» Given instruction
Below is a listing to transcribe in full and exactly; keep the pictures out.

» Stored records
----------

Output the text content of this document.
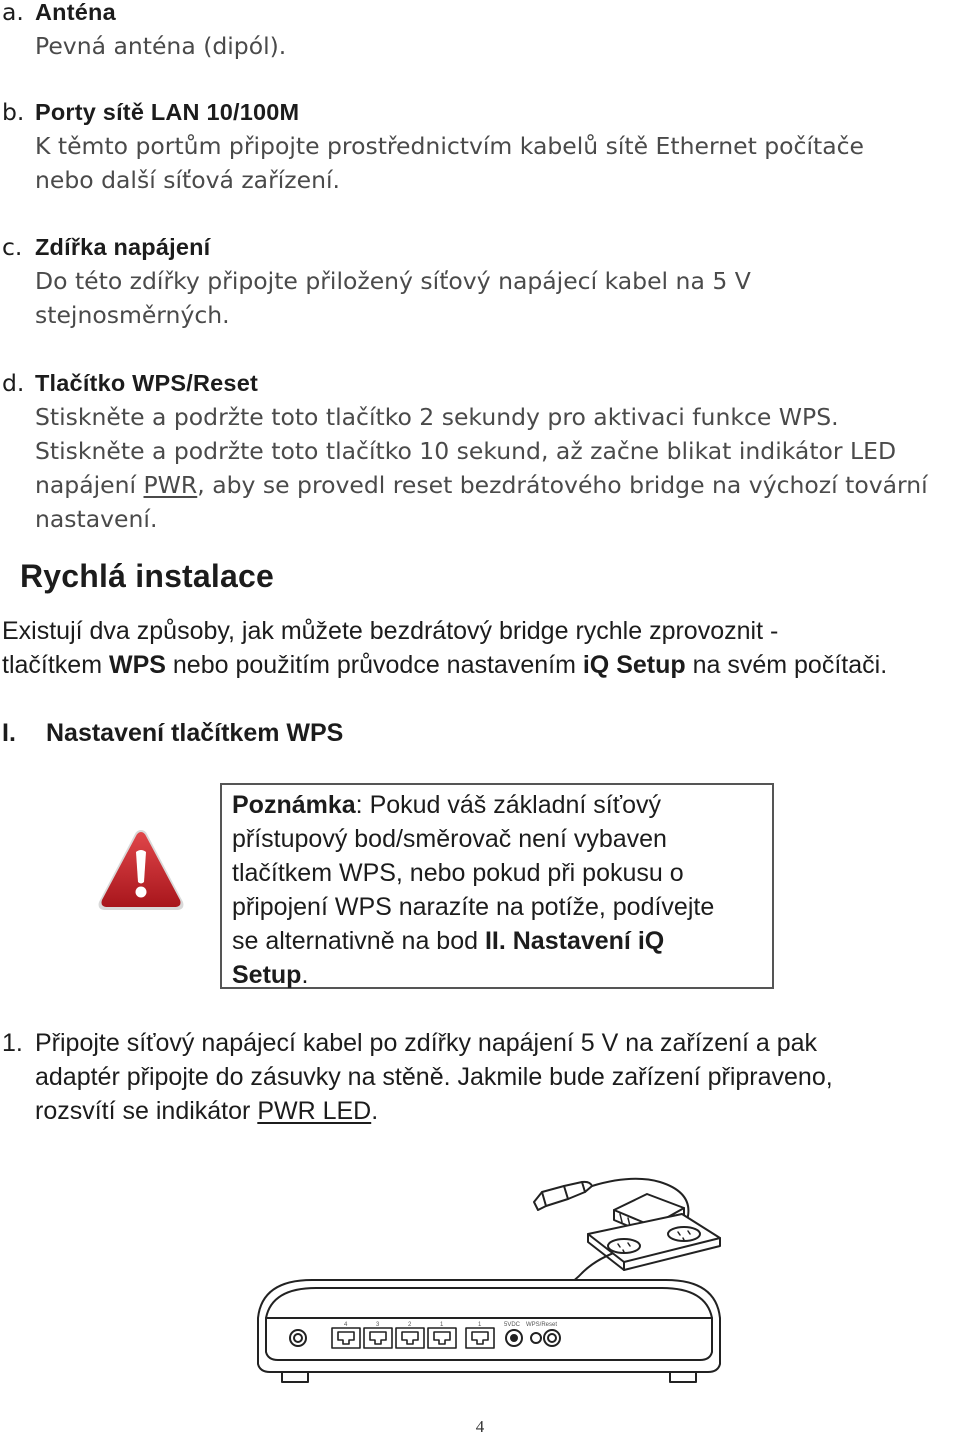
a. Anténa
Pevná anténa (dipól).
b. Porty sítě LAN 10/100M
K těmto portům připojte prostřednictvím kabelů sítě Ethernet počítače
nebo další síťová zařízení.
c. Zdířka napájení
Do této zdířky připojte přiložený síťový napájecí kabel na 5 V
stejnosměrných.
d. Tlačítko WPS/Reset
Stiskněte a podržte toto tlačítko 2 sekundy pro aktivaci funkce WPS.
Stiskněte a podržte toto tlačítko 10 sekund, až začne blikat indikátor LED
napájení PWR, aby se provedl reset bezdrátového bridge na výchozí tovární
nastavení.
Rychlá instalace
Existují dva způsoby, jak můžete bezdrátový bridge rychle zprovoznit -
tlačítkem WPS nebo použitím průvodce nastavením iQ Setup na svém počítači.
I. Nastavení tlačítkem WPS
Poznámka: Pokud váš základní síťový
přístupový bod/směrovač není vybaven
tlačítkem WPS, nebo pokud při pokusu o
připojení WPS narazíte na potíže, podívejte
se alternativně na bod II. Nastavení iQ
Setup.
1. Připojte síťový napájecí kabel po zdířky napájení 5 V na zařízení a pak
adaptér připojte do zásuvky na stěně. Jakmile bude zařízení připraveno,
rozsvítí se indikátor PWR LED.
4	3	2	1	1	5VDC WPS/Reset
4
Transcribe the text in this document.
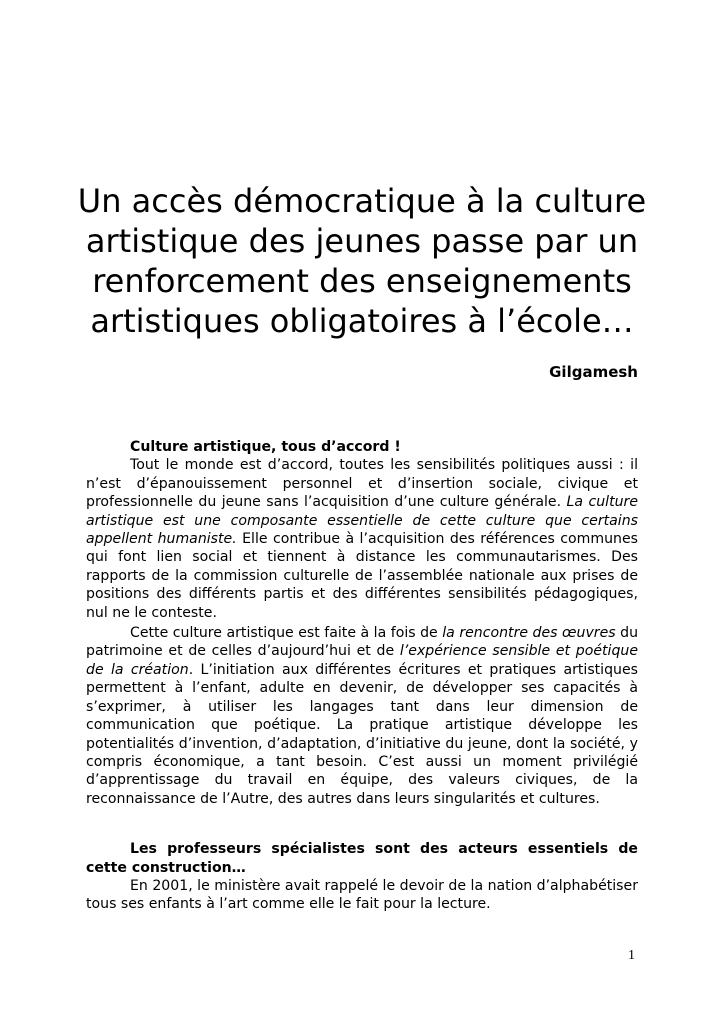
Un accès démocratique à la culture
artistique des jeunes passe par un
renforcement des enseignements
artistiques obligatoires à l’école…
Gilgamesh

Culture artistique, tous d’accord !

Tout le monde est d’accord, toutes les sensibilités politiques aussi : il n’est d’épanouissement personnel et d’insertion sociale, civique et professionnelle du jeune sans l’acquisition d’une culture générale. La culture artistique est une composante essentielle de cette culture que certains appellent humaniste. Elle contribue à l’acquisition des références communes qui font lien social et tiennent à distance les communautarismes. Des rapports de la commission culturelle de l’assemblée nationale aux prises de positions des différents partis et des différentes sensibilités pédagogiques, nul ne le conteste.

Cette culture artistique est faite à la fois de la rencontre des œuvres du patrimoine et de celles d’aujourd’hui et de l’expérience sensible et poétique de la création. L’initiation aux différentes écritures et pratiques artistiques permettent à l’enfant, adulte en devenir, de développer ses capacités à s’exprimer, à utiliser les langages tant dans leur dimension de communication que poétique. La pratique artistique développe les potentialités d’invention, d’adaptation, d’initiative du jeune, dont la société, y compris économique, a tant besoin. C’est aussi un moment privilégié d’apprentissage du travail en équipe, des valeurs civiques, de la reconnaissance de l’Autre, des autres dans leurs singularités et cultures.

Les professeurs spécialistes sont des acteurs essentiels de cette construction…

En 2001, le ministère avait rappelé le devoir de la nation d’alphabétiser tous ses enfants à l’art comme elle le fait pour la lecture.

1
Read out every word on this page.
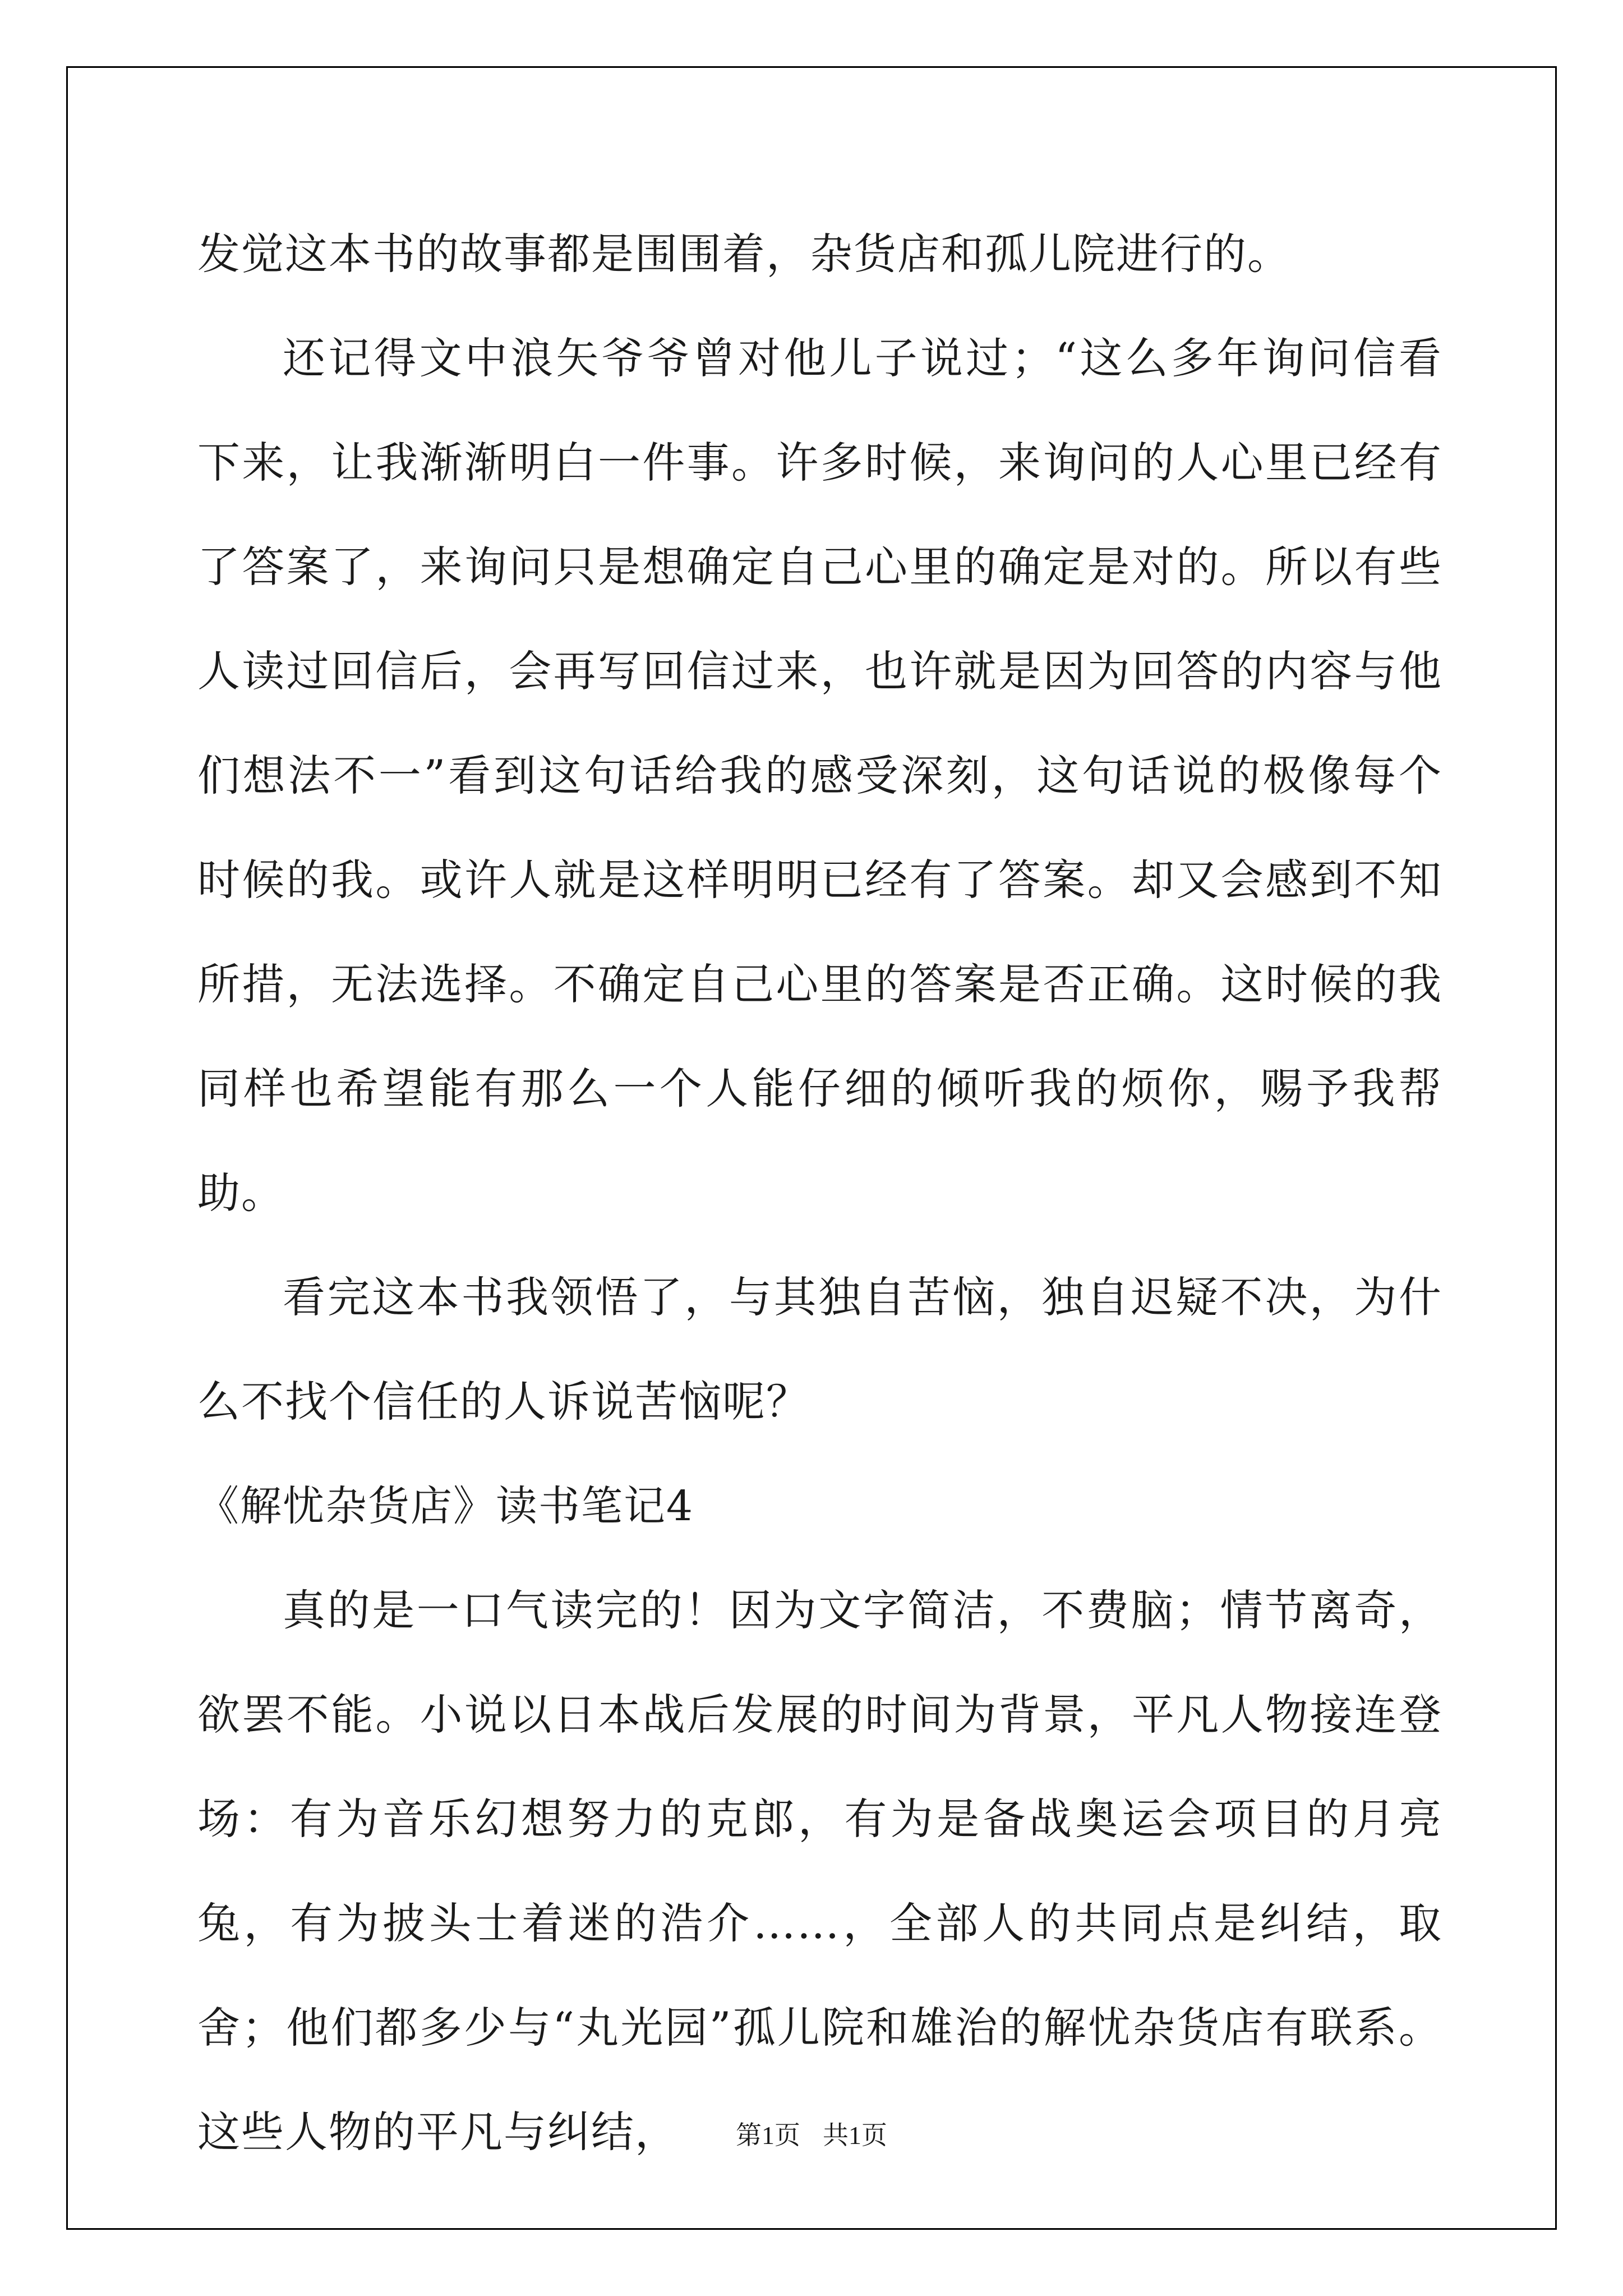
发觉这本书的故事都是围围着，杂货店和孤儿院进行的。

还记得文中浪矢爷爷曾对他儿子说过；“这么多年询问信看下来，让我渐渐明白一件事。许多时候，来询问的人心里已经有了答案了，来询问只是想确定自己心里的确定是对的。所以有些人读过回信后，会再写回信过来，也许就是因为回答的内容与他们想法不一”看到这句话给我的感受深刻，这句话说的极像每个时候的我。或许人就是这样明明已经有了答案。却又会感到不知所措，无法选择。不确定自己心里的答案是否正确。这时候的我同样也希望能有那么一个人能仔细的倾听我的烦你，赐予我帮助。

看完这本书我领悟了，与其独自苦恼，独自迟疑不决，为什么不找个信任的人诉说苦恼呢？

《解忧杂货店》读书笔记4

真的是一口气读完的！因为文字简洁，不费脑；情节离奇，欲罢不能。小说以日本战后发展的时间为背景，平凡人物接连登场：有为音乐幻想努力的克郎，有为是备战奥运会项目的月亮兔，有为披头士着迷的浩介……，全部人的共同点是纠结，取舍；他们都多少与“丸光园”孤儿院和雄治的解忧杂货店有联系。这些人物的平凡与纠结，	第1页 共1页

----------

» Correct answer
Output the text content of this document.
a. Anténa
Pevná anténa (dipól).
b. Porty sítě LAN 10/100M
K těmto portům připojte prostřednictvím kabelů sítě Ethernet počítače
nebo další síťová zařízení.
c. Zdířka napájení
Do této zdířky připojte přiložený síťový napájecí kabel na 5 V
stejnosměrných.
d. Tlačítko WPS/Reset
Stiskněte a podržte toto tlačítko 2 sekundy pro aktivaci funkce WPS.
Stiskněte a podržte toto tlačítko 10 sekund, až začne blikat indikátor LED
napájení PWR, aby se provedl reset bezdrátového bridge na výchozí tovární
nastavení.
Rychlá instalace
Existují dva způsoby, jak můžete bezdrátový bridge rychle zprovoznit -
tlačítkem WPS nebo použitím průvodce nastavením iQ Setup na svém počítači.
I. Nastavení tlačítkem WPS
Poznámka: Pokud váš základní síťový
přístupový bod/směrovač není vybaven
tlačítkem WPS, nebo pokud při pokusu o
připojení WPS narazíte na potíže, podívejte
se alternativně na bod II. Nastavení iQ
Setup.
1. Připojte síťový napájecí kabel po zdířky napájení 5 V na zařízení a pak
adaptér připojte do zásuvky na stěně. Jakmile bude zařízení připraveno,
rozsvítí se indikátor PWR LED.
4	3	2	1	1	5VDC WPS/Reset
4
Transcribe the text in this document.
Un accès démocratique à la culture
artistique des jeunes passe par un
renforcement des enseignements
artistiques obligatoires à l’école…
Gilgamesh

Culture artistique, tous d’accord !

Tout le monde est d’accord, toutes les sensibilités politiques aussi : il n’est d’épanouissement personnel et d’insertion sociale, civique et professionnelle du jeune sans l’acquisition d’une culture générale. La culture artistique est une composante essentielle de cette culture que certains appellent humaniste. Elle contribue à l’acquisition des références communes qui font lien social et tiennent à distance les communautarismes. Des rapports de la commission culturelle de l’assemblée nationale aux prises de positions des différents partis et des différentes sensibilités pédagogiques, nul ne le conteste.

Cette culture artistique est faite à la fois de la rencontre des œuvres du patrimoine et de celles d’aujourd’hui et de l’expérience sensible et poétique de la création. L’initiation aux différentes écritures et pratiques artistiques permettent à l’enfant, adulte en devenir, de développer ses capacités à s’exprimer, à utiliser les langages tant dans leur dimension de communication que poétique. La pratique artistique développe les potentialités d’invention, d’adaptation, d’initiative du jeune, dont la société, y compris économique, a tant besoin. C’est aussi un moment privilégié d’apprentissage du travail en équipe, des valeurs civiques, de la reconnaissance de l’Autre, des autres dans leurs singularités et cultures.

Les professeurs spécialistes sont des acteurs essentiels de cette construction…

En 2001, le ministère avait rappelé le devoir de la nation d’alphabétiser tous ses enfants à l’art comme elle le fait pour la lecture.

1
Read out every word on this page.
发觉这本书的故事都是围围着，杂货店和孤儿院进行的。

还记得文中浪矢爷爷曾对他儿子说过；“这么多年询问信看下来，让我渐渐明白一件事。许多时候，来询问的人心里已经有了答案了，来询问只是想确定自己心里的确定是对的。所以有些人读过回信后，会再写回信过来，也许就是因为回答的内容与他们想法不一”看到这句话给我的感受深刻，这句话说的极像每个时候的我。或许人就是这样明明已经有了答案。却又会感到不知所措，无法选择。不确定自己心里的答案是否正确。这时候的我同样也希望能有那么一个人能仔细的倾听我的烦你，赐予我帮助。

看完这本书我领悟了，与其独自苦恼，独自迟疑不决，为什么不找个信任的人诉说苦恼呢？

《解忧杂货店》读书笔记4

真的是一口气读完的！因为文字简洁，不费脑；情节离奇，欲罢不能。小说以日本战后发展的时间为背景，平凡人物接连登场：有为音乐幻想努力的克郎，有为是备战奥运会项目的月亮兔，有为披头士着迷的浩介……，全部人的共同点是纠结，取舍；他们都多少与“丸光园”孤儿院和雄治的解忧杂货店有联系。这些人物的平凡与纠结，	第1页 共1页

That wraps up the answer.